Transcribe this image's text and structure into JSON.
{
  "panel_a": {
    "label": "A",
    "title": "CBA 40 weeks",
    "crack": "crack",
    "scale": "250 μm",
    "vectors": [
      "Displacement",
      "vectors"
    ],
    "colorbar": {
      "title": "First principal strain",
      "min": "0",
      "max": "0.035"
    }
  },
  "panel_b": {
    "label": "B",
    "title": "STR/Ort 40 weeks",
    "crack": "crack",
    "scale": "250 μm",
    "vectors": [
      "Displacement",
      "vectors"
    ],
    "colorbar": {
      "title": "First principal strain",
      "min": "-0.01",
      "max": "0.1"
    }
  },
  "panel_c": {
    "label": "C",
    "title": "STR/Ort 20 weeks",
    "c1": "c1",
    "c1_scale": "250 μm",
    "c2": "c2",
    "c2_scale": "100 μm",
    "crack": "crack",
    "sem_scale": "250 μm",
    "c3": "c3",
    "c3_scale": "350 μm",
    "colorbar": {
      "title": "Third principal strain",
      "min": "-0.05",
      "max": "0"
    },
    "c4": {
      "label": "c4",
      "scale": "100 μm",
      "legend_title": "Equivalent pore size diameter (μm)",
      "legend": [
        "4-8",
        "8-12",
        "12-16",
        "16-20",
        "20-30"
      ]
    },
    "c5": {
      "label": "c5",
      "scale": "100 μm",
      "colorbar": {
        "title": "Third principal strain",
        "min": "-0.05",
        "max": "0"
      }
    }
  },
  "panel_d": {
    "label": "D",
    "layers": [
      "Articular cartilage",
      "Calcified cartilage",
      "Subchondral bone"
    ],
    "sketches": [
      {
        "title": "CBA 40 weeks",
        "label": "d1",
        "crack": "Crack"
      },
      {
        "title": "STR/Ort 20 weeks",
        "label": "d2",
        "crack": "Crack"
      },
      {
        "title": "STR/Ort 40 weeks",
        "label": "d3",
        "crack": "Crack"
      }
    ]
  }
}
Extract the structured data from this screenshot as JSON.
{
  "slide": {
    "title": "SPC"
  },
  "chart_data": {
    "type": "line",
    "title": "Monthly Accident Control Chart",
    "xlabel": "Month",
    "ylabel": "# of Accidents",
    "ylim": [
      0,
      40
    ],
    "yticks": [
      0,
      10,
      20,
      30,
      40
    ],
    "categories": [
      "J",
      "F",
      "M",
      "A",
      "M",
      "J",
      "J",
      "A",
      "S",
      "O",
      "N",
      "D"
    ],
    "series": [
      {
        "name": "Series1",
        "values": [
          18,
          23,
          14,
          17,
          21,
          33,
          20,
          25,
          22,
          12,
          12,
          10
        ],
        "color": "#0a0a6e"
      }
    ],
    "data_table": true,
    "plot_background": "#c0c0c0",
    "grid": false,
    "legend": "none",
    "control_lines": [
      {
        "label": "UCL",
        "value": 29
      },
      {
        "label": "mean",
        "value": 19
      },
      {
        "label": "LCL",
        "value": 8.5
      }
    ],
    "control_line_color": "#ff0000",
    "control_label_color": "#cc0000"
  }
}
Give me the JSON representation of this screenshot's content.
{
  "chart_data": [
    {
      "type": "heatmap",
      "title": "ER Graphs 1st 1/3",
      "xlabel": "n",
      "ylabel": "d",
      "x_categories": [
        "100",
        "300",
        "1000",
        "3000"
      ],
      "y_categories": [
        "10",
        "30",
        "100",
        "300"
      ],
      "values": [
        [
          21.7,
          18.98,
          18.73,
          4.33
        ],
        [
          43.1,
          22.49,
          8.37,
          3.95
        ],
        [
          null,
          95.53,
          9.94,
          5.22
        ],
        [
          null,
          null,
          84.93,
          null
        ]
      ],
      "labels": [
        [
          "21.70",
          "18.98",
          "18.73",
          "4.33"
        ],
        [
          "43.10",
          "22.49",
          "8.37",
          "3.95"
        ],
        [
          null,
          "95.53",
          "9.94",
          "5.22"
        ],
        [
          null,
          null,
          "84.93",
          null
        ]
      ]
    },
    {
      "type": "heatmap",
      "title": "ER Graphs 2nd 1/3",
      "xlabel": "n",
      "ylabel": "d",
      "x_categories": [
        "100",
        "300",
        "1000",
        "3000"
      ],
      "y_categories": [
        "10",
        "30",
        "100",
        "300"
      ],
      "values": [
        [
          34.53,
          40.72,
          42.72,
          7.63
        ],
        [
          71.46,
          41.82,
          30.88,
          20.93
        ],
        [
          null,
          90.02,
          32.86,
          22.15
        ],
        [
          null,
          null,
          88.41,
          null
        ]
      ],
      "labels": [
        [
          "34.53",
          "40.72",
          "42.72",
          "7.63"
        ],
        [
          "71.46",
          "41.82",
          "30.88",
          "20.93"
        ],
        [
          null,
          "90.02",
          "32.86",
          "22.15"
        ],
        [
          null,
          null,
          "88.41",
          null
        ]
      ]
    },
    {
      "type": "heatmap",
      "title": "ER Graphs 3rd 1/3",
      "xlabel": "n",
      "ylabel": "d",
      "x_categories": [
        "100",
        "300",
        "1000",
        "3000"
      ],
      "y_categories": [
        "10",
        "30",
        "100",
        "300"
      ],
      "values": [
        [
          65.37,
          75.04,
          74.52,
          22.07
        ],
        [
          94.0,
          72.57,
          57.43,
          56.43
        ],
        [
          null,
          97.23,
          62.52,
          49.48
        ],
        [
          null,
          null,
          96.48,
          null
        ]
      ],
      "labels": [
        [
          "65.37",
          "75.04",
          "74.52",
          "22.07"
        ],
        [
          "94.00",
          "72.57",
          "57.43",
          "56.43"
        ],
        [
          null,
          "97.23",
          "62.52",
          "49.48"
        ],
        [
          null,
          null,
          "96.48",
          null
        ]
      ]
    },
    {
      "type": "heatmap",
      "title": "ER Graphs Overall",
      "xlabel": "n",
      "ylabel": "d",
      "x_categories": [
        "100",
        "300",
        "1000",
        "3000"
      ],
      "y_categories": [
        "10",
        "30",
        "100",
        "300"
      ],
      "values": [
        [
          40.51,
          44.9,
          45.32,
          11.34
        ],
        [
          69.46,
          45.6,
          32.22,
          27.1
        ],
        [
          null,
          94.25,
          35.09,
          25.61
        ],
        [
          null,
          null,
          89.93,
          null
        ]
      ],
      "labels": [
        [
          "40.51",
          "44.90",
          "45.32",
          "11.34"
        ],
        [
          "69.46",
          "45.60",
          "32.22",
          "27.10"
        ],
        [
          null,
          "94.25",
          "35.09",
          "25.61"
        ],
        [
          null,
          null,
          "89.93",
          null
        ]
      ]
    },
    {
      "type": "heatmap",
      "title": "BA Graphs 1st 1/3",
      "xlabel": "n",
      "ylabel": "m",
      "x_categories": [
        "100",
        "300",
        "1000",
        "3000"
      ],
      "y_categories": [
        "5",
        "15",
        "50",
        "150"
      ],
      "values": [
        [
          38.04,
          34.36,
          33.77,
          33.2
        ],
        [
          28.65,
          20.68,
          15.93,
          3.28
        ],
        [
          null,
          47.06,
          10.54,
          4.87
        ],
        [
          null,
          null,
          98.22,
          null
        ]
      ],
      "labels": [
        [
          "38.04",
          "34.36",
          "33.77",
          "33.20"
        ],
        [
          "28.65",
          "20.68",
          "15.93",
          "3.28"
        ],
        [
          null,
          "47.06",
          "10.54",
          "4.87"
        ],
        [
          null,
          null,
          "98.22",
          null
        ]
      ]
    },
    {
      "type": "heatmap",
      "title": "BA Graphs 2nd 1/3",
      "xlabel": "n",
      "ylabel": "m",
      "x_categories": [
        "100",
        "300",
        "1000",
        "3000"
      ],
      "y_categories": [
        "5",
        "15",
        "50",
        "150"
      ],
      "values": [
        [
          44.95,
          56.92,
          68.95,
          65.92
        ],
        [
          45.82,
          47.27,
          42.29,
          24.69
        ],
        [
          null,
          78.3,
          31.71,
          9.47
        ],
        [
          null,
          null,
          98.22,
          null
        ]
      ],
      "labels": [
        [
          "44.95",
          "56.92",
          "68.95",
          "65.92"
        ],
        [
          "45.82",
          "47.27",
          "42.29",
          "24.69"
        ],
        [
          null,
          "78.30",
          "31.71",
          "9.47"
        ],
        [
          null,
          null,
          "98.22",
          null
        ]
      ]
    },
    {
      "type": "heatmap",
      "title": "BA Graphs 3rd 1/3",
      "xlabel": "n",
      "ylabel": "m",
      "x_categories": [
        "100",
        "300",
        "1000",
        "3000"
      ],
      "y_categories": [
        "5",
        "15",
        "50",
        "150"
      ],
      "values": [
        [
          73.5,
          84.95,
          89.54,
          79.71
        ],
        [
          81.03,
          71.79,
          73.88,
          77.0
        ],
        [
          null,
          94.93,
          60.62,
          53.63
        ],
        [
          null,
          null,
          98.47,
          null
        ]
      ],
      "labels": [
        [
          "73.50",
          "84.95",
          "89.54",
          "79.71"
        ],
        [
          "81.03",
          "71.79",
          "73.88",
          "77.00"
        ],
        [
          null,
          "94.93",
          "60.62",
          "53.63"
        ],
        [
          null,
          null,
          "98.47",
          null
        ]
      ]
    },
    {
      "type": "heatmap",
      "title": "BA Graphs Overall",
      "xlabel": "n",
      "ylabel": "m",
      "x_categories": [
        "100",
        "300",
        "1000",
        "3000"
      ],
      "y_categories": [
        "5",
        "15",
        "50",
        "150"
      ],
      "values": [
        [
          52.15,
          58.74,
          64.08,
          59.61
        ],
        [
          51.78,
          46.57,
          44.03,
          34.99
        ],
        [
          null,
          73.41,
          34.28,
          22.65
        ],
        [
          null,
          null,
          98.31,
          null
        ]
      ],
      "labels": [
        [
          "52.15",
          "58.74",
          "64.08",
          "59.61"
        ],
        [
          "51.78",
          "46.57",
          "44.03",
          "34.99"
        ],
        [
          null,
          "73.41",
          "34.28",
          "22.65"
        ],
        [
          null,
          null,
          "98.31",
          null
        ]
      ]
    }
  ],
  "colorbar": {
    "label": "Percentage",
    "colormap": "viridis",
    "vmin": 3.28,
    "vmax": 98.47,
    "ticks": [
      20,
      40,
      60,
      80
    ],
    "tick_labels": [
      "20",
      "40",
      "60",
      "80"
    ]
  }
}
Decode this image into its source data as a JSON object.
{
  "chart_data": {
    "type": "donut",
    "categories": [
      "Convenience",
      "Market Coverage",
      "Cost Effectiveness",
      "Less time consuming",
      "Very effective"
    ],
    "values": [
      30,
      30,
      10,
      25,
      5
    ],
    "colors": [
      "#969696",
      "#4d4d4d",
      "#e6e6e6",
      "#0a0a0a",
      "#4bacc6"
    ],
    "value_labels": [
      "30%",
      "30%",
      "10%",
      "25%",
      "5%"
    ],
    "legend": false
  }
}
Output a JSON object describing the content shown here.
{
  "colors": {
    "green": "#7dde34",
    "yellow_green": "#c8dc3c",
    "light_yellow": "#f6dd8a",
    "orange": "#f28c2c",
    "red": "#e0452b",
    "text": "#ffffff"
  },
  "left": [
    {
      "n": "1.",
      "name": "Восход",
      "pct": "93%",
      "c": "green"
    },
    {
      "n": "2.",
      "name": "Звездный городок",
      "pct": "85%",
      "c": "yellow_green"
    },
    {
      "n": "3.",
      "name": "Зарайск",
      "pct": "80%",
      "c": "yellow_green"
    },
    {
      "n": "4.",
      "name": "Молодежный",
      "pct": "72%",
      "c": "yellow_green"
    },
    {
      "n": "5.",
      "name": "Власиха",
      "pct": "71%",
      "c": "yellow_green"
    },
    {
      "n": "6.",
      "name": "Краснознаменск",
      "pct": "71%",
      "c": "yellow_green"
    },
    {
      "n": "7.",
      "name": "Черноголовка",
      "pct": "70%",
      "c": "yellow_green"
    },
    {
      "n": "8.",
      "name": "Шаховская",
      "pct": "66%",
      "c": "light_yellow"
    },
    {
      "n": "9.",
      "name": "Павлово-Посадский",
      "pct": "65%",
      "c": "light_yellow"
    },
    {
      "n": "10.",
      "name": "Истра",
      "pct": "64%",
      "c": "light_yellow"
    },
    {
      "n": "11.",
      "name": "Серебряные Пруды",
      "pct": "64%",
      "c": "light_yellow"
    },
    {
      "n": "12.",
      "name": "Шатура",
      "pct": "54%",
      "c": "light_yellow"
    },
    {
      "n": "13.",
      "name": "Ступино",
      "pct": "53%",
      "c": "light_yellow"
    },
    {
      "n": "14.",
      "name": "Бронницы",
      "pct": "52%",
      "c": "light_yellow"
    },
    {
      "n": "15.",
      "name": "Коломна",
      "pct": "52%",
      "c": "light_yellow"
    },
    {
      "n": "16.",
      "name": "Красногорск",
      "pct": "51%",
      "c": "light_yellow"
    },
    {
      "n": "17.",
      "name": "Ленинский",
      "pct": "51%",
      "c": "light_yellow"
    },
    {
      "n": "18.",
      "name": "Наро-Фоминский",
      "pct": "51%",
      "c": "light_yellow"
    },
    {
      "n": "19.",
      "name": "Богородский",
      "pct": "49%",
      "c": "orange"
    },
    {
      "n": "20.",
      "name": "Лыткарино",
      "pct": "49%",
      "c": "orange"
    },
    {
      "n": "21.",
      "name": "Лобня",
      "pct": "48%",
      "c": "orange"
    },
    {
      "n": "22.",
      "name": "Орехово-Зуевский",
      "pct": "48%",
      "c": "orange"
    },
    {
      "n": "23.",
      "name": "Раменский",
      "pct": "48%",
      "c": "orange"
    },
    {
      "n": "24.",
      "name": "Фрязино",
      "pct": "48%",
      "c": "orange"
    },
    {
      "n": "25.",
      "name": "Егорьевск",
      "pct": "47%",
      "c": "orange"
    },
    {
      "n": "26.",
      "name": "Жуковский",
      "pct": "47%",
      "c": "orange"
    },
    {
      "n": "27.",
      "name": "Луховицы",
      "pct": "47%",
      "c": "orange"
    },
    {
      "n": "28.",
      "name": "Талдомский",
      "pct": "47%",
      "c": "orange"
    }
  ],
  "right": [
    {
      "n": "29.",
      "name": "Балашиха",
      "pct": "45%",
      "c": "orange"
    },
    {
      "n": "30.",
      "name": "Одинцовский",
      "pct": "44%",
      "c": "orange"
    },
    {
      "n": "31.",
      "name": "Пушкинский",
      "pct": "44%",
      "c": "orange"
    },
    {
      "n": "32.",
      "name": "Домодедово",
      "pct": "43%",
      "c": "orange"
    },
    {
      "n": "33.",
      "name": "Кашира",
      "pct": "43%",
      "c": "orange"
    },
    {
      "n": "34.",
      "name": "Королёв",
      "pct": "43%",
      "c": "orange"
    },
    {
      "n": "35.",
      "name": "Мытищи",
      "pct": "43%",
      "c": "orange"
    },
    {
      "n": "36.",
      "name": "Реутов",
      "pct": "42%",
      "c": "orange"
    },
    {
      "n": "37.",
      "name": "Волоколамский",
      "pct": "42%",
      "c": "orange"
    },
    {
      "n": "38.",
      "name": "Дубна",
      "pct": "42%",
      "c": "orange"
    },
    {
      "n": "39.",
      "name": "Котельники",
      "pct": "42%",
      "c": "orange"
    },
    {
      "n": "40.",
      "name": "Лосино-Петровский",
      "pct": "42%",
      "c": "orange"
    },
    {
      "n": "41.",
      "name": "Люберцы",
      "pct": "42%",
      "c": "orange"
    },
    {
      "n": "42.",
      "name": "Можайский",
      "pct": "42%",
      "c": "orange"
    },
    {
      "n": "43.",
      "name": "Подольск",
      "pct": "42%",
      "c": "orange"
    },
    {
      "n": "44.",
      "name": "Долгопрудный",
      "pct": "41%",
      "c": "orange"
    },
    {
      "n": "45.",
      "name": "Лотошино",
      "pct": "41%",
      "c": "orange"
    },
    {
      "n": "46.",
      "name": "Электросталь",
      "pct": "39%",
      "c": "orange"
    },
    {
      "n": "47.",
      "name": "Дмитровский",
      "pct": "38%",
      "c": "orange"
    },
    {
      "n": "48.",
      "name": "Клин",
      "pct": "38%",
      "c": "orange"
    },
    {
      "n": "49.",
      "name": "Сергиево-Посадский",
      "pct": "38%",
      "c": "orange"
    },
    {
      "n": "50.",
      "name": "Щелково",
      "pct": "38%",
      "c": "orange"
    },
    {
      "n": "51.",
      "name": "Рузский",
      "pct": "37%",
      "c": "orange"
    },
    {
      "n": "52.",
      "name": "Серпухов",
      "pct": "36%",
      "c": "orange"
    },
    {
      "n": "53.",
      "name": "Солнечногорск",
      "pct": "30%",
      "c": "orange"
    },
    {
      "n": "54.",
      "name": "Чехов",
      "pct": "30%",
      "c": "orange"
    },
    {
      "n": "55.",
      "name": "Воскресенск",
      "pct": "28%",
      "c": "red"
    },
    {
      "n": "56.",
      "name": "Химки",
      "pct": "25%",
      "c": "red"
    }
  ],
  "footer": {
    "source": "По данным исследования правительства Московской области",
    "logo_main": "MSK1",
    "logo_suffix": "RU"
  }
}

WHAT IS BEING ASKED:
Show every line where the string "weeks" appears.

TASK RESULT:
    "title": "CBA 40 weeks",
    "title": "STR/Ort 40 weeks",
    "title": "STR/Ort 20 weeks",
        "title": "CBA 40 weeks",
        "title": "STR/Ort 20 weeks",
        "title": "STR/Ort 40 weeks",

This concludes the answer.